• Saved entries
○ ○ ○ ○

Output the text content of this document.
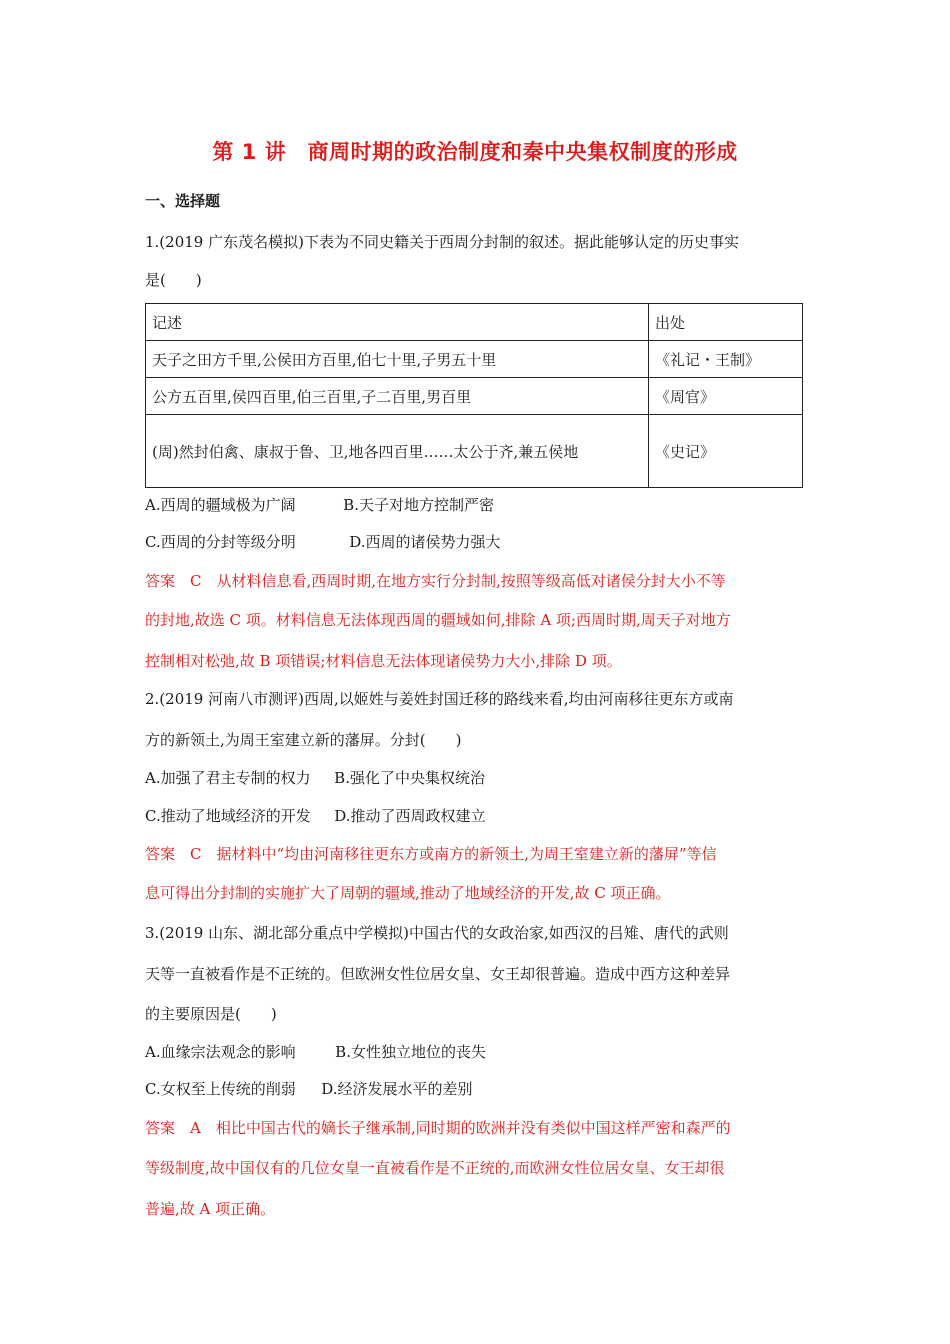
第 1 讲　商周时期的政治制度和秦中央集权制度的形成
一、选择题
1.(2019 广东茂名模拟)下表为不同史籍关于西周分封制的叙述。据此能够认定的历史事实
是(　　)
记述	出处
天子之田方千里,公侯田方百里,伯七十里,子男五十里	《礼记・王制》
公方五百里,侯四百里,伯三百里,子二百里,男百里	《周官》
(周)然封伯禽、康叔于鲁、卫,地各四百里……太公于齐,兼五侯地	《史记》
A.西周的疆域极为广阔	B.天子对地方控制严密
C.西周的分封等级分明	D.西周的诸侯势力强大
答案　C　从材料信息看,西周时期,在地方实行分封制,按照等级高低对诸侯分封大小不等
的封地,故选 C 项。材料信息无法体现西周的疆域如何,排除 A 项;西周时期,周天子对地方
控制相对松弛,故 B 项错误;材料信息无法体现诸侯势力大小,排除 D 项。
2.(2019 河南八市测评)西周,以姬姓与姜姓封国迁移的路线来看,均由河南移往更东方或南
方的新领土,为周王室建立新的藩屏。分封(　　)
A.加强了君主专制的权力 B.强化了中央集权统治
C.推动了地域经济的开发 D.推动了西周政权建立
答案　C　据材料中“均由河南移往更东方或南方的新领土,为周王室建立新的藩屏”等信
息可得出分封制的实施扩大了周朝的疆域,推动了地域经济的开发,故 C 项正确。
3.(2019 山东、湖北部分重点中学模拟)中国古代的女政治家,如西汉的吕雉、唐代的武则
天等一直被看作是不正统的。但欧洲女性位居女皇、女王却很普遍。造成中西方这种差异
的主要原因是(　　)
A.血缘宗法观念的影响	B.女性独立地位的丧失
C.女权至上传统的削弱 D.经济发展水平的差别
答案　A　相比中国古代的嫡长子继承制,同时期的欧洲并没有类似中国这样严密和森严的
等级制度,故中国仅有的几位女皇一直被看作是不正统的,而欧洲女性位居女皇、女王却很
普遍,故 A 项正确。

○ ○ ○ ○

• WORK TO DO
Omit all pictures while transcribing the entries verbatim.

• TASK RESULT
Output the text content of this document.
第 1 讲　商周时期的政治制度和秦中央集权制度的形成
一、选择题
1.(2019 广东茂名模拟)下表为不同史籍关于西周分封制的叙述。据此能够认定的历史事实
是(　　)
记述	出处
天子之田方千里,公侯田方百里,伯七十里,子男五十里	《礼记・王制》
公方五百里,侯四百里,伯三百里,子二百里,男百里	《周官》
(周)然封伯禽、康叔于鲁、卫,地各四百里……太公于齐,兼五侯地	《史记》
A.西周的疆域极为广阔	B.天子对地方控制严密
C.西周的分封等级分明	D.西周的诸侯势力强大
答案　C　从材料信息看,西周时期,在地方实行分封制,按照等级高低对诸侯分封大小不等
的封地,故选 C 项。材料信息无法体现西周的疆域如何,排除 A 项;西周时期,周天子对地方
控制相对松弛,故 B 项错误;材料信息无法体现诸侯势力大小,排除 D 项。
2.(2019 河南八市测评)西周,以姬姓与姜姓封国迁移的路线来看,均由河南移往更东方或南
方的新领土,为周王室建立新的藩屏。分封(　　)
A.加强了君主专制的权力 B.强化了中央集权统治
C.推动了地域经济的开发 D.推动了西周政权建立
答案　C　据材料中“均由河南移往更东方或南方的新领土,为周王室建立新的藩屏”等信
息可得出分封制的实施扩大了周朝的疆域,推动了地域经济的开发,故 C 项正确。
3.(2019 山东、湖北部分重点中学模拟)中国古代的女政治家,如西汉的吕雉、唐代的武则
天等一直被看作是不正统的。但欧洲女性位居女皇、女王却很普遍。造成中西方这种差异
的主要原因是(　　)
A.血缘宗法观念的影响	B.女性独立地位的丧失
C.女权至上传统的削弱 D.经济发展水平的差别
答案　A　相比中国古代的嫡长子继承制,同时期的欧洲并没有类似中国这样严密和森严的
等级制度,故中国仅有的几位女皇一直被看作是不正统的,而欧洲女性位居女皇、女王却很
普遍,故 A 项正确。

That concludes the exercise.